### WHAT YOU WILL DO
Repeat the material exactly, leaving nothing out.

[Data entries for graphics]
□ □ □

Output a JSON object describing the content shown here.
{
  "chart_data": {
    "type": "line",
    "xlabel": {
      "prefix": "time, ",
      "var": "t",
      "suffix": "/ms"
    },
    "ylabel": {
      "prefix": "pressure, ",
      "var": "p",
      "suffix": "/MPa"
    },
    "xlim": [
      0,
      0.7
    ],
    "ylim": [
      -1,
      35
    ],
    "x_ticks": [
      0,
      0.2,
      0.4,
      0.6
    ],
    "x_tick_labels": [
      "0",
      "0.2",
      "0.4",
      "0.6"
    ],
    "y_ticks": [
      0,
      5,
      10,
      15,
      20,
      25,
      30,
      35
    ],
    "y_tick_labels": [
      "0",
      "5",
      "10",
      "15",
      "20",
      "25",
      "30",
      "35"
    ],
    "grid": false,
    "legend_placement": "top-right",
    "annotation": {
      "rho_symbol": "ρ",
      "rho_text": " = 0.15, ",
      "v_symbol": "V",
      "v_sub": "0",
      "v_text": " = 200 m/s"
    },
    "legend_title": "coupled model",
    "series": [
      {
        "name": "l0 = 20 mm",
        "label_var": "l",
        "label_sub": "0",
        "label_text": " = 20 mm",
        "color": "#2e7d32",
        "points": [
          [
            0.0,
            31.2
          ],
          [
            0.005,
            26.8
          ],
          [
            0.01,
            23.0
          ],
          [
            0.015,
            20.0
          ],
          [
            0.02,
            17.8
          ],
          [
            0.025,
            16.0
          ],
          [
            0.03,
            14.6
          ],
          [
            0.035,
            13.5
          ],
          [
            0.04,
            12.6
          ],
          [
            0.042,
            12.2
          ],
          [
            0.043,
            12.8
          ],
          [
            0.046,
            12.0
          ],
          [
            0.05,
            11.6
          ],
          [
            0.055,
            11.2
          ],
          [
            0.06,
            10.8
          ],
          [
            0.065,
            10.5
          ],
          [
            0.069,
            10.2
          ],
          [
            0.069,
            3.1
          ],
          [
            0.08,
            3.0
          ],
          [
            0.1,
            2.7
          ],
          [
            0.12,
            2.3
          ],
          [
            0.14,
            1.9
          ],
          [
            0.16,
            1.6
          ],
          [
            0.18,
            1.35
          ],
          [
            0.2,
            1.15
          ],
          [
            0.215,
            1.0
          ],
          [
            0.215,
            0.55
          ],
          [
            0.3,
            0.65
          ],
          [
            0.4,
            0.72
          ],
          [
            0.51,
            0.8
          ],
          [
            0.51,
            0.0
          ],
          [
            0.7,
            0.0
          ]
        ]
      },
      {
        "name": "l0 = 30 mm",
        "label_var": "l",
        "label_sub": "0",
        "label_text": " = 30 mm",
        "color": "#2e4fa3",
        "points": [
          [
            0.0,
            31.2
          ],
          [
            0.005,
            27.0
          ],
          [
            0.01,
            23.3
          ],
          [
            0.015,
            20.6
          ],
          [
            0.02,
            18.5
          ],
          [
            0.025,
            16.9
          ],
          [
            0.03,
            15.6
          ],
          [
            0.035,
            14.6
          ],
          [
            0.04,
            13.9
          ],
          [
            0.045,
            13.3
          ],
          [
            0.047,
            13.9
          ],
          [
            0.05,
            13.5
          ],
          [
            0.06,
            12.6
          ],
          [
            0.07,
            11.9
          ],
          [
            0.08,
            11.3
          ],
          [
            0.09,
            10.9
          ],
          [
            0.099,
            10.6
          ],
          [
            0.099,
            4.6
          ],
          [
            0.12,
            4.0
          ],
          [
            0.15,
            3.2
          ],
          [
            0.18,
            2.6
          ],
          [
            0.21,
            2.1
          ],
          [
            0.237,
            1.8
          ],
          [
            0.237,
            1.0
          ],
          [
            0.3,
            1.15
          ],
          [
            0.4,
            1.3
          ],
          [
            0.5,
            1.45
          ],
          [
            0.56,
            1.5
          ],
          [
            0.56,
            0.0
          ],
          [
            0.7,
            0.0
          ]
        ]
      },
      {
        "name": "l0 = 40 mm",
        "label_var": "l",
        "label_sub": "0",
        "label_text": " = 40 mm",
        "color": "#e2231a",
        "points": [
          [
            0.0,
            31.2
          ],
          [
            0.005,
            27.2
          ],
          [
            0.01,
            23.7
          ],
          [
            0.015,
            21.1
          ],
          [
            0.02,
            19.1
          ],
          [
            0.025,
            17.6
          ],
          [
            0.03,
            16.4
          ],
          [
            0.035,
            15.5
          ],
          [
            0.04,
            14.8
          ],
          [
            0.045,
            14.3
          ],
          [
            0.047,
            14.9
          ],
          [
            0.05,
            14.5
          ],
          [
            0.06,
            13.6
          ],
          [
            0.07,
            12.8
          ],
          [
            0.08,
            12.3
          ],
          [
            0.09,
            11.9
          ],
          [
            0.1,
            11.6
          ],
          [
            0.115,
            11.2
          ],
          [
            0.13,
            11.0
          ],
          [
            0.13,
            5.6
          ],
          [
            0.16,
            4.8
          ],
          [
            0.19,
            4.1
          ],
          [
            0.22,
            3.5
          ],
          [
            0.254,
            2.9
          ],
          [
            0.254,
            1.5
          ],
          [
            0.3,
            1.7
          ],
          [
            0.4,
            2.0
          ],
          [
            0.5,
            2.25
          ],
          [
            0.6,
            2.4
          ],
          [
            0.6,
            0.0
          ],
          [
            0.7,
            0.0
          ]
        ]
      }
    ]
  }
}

□ □ □

### RESPONSE TO THIS TASK
Output a JSON object describing the content shown here.
{
  "chart_data": {
    "type": "line",
    "xlabel": {
      "prefix": "time, ",
      "var": "t",
      "suffix": "/ms"
    },
    "ylabel": {
      "prefix": "pressure, ",
      "var": "p",
      "suffix": "/MPa"
    },
    "xlim": [
      0,
      0.7
    ],
    "ylim": [
      -1,
      35
    ],
    "x_ticks": [
      0,
      0.2,
      0.4,
      0.6
    ],
    "x_tick_labels": [
      "0",
      "0.2",
      "0.4",
      "0.6"
    ],
    "y_ticks": [
      0,
      5,
      10,
      15,
      20,
      25,
      30,
      35
    ],
    "y_tick_labels": [
      "0",
      "5",
      "10",
      "15",
      "20",
      "25",
      "30",
      "35"
    ],
    "grid": false,
    "legend_placement": "top-right",
    "annotation": {
      "rho_symbol": "ρ",
      "rho_text": " = 0.15, ",
      "v_symbol": "V",
      "v_sub": "0",
      "v_text": " = 200 m/s"
    },
    "legend_title": "coupled model",
    "series": [
      {
        "name": "l0 = 20 mm",
        "label_var": "l",
        "label_sub": "0",
        "label_text": " = 20 mm",
        "color": "#2e7d32",
        "points": [
          [
            0.0,
            31.2
          ],
          [
            0.005,
            26.8
          ],
          [
            0.01,
            23.0
          ],
          [
            0.015,
            20.0
          ],
          [
            0.02,
            17.8
          ],
          [
            0.025,
            16.0
          ],
          [
            0.03,
            14.6
          ],
          [
            0.035,
            13.5
          ],
          [
            0.04,
            12.6
          ],
          [
            0.042,
            12.2
          ],
          [
            0.043,
            12.8
          ],
          [
            0.046,
            12.0
          ],
          [
            0.05,
            11.6
          ],
          [
            0.055,
            11.2
          ],
          [
            0.06,
            10.8
          ],
          [
            0.065,
            10.5
          ],
          [
            0.069,
            10.2
          ],
          [
            0.069,
            3.1
          ],
          [
            0.08,
            3.0
          ],
          [
            0.1,
            2.7
          ],
          [
            0.12,
            2.3
          ],
          [
            0.14,
            1.9
          ],
          [
            0.16,
            1.6
          ],
          [
            0.18,
            1.35
          ],
          [
            0.2,
            1.15
          ],
          [
            0.215,
            1.0
          ],
          [
            0.215,
            0.55
          ],
          [
            0.3,
            0.65
          ],
          [
            0.4,
            0.72
          ],
          [
            0.51,
            0.8
          ],
          [
            0.51,
            0.0
          ],
          [
            0.7,
            0.0
          ]
        ]
      },
      {
        "name": "l0 = 30 mm",
        "label_var": "l",
        "label_sub": "0",
        "label_text": " = 30 mm",
        "color": "#2e4fa3",
        "points": [
          [
            0.0,
            31.2
          ],
          [
            0.005,
            27.0
          ],
          [
            0.01,
            23.3
          ],
          [
            0.015,
            20.6
          ],
          [
            0.02,
            18.5
          ],
          [
            0.025,
            16.9
          ],
          [
            0.03,
            15.6
          ],
          [
            0.035,
            14.6
          ],
          [
            0.04,
            13.9
          ],
          [
            0.045,
            13.3
          ],
          [
            0.047,
            13.9
          ],
          [
            0.05,
            13.5
          ],
          [
            0.06,
            12.6
          ],
          [
            0.07,
            11.9
          ],
          [
            0.08,
            11.3
          ],
          [
            0.09,
            10.9
          ],
          [
            0.099,
            10.6
          ],
          [
            0.099,
            4.6
          ],
          [
            0.12,
            4.0
          ],
          [
            0.15,
            3.2
          ],
          [
            0.18,
            2.6
          ],
          [
            0.21,
            2.1
          ],
          [
            0.237,
            1.8
          ],
          [
            0.237,
            1.0
          ],
          [
            0.3,
            1.15
          ],
          [
            0.4,
            1.3
          ],
          [
            0.5,
            1.45
          ],
          [
            0.56,
            1.5
          ],
          [
            0.56,
            0.0
          ],
          [
            0.7,
            0.0
          ]
        ]
      },
      {
        "name": "l0 = 40 mm",
        "label_var": "l",
        "label_sub": "0",
        "label_text": " = 40 mm",
        "color": "#e2231a",
        "points": [
          [
            0.0,
            31.2
          ],
          [
            0.005,
            27.2
          ],
          [
            0.01,
            23.7
          ],
          [
            0.015,
            21.1
          ],
          [
            0.02,
            19.1
          ],
          [
            0.025,
            17.6
          ],
          [
            0.03,
            16.4
          ],
          [
            0.035,
            15.5
          ],
          [
            0.04,
            14.8
          ],
          [
            0.045,
            14.3
          ],
          [
            0.047,
            14.9
          ],
          [
            0.05,
            14.5
          ],
          [
            0.06,
            13.6
          ],
          [
            0.07,
            12.8
          ],
          [
            0.08,
            12.3
          ],
          [
            0.09,
            11.9
          ],
          [
            0.1,
            11.6
          ],
          [
            0.115,
            11.2
          ],
          [
            0.13,
            11.0
          ],
          [
            0.13,
            5.6
          ],
          [
            0.16,
            4.8
          ],
          [
            0.19,
            4.1
          ],
          [
            0.22,
            3.5
          ],
          [
            0.254,
            2.9
          ],
          [
            0.254,
            1.5
          ],
          [
            0.3,
            1.7
          ],
          [
            0.4,
            2.0
          ],
          [
            0.5,
            2.25
          ],
          [
            0.6,
            2.4
          ],
          [
            0.6,
            0.0
          ],
          [
            0.7,
            0.0
          ]
        ]
      }
    ]
  }
}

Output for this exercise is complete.